Set task — All of the data below must be repeated exactly.

Listed records —
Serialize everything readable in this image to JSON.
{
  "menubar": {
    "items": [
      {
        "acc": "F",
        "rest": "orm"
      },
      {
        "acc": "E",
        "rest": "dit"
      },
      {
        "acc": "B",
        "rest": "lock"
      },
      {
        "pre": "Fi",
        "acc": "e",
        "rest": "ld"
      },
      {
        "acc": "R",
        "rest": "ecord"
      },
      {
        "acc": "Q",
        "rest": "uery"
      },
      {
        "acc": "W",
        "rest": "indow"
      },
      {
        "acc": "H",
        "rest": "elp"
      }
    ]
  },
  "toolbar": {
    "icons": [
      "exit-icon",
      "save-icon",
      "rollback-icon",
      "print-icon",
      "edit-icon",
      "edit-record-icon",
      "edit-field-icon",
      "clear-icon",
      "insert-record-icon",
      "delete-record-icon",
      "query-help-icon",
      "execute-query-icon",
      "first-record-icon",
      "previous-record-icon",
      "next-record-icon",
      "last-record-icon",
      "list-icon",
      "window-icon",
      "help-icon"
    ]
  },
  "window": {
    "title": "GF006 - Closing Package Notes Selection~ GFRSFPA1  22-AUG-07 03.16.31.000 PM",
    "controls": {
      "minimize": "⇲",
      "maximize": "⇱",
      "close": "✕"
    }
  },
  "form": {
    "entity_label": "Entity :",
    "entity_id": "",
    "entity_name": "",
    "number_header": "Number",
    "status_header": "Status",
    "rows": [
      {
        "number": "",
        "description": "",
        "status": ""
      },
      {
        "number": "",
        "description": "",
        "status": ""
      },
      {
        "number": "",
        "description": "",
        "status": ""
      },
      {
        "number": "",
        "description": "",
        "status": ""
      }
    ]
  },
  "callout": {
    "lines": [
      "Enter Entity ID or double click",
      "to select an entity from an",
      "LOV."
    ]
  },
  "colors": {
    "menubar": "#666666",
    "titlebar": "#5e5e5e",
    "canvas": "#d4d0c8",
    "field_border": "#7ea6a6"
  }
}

Output of the exercise —
Serialize everything readable in this image to JSON.
{
  "menubar": {
    "items": [
      {
        "acc": "F",
        "rest": "orm"
      },
      {
        "acc": "E",
        "rest": "dit"
      },
      {
        "acc": "B",
        "rest": "lock"
      },
      {
        "pre": "Fi",
        "acc": "e",
        "rest": "ld"
      },
      {
        "acc": "R",
        "rest": "ecord"
      },
      {
        "acc": "Q",
        "rest": "uery"
      },
      {
        "acc": "W",
        "rest": "indow"
      },
      {
        "acc": "H",
        "rest": "elp"
      }
    ]
  },
  "toolbar": {
    "icons": [
      "exit-icon",
      "save-icon",
      "rollback-icon",
      "print-icon",
      "edit-icon",
      "edit-record-icon",
      "edit-field-icon",
      "clear-icon",
      "insert-record-icon",
      "delete-record-icon",
      "query-help-icon",
      "execute-query-icon",
      "first-record-icon",
      "previous-record-icon",
      "next-record-icon",
      "last-record-icon",
      "list-icon",
      "window-icon",
      "help-icon"
    ]
  },
  "window": {
    "title": "GF006 - Closing Package Notes Selection~ GFRSFPA1  22-AUG-07 03.16.31.000 PM",
    "controls": {
      "minimize": "⇲",
      "maximize": "⇱",
      "close": "✕"
    }
  },
  "form": {
    "entity_label": "Entity :",
    "entity_id": "",
    "entity_name": "",
    "number_header": "Number",
    "status_header": "Status",
    "rows": [
      {
        "number": "",
        "description": "",
        "status": ""
      },
      {
        "number": "",
        "description": "",
        "status": ""
      },
      {
        "number": "",
        "description": "",
        "status": ""
      },
      {
        "number": "",
        "description": "",
        "status": ""
      }
    ]
  },
  "callout": {
    "lines": [
      "Enter Entity ID or double click",
      "to select an entity from an",
      "LOV."
    ]
  },
  "colors": {
    "menubar": "#666666",
    "titlebar": "#5e5e5e",
    "canvas": "#d4d0c8",
    "field_border": "#7ea6a6"
  }
}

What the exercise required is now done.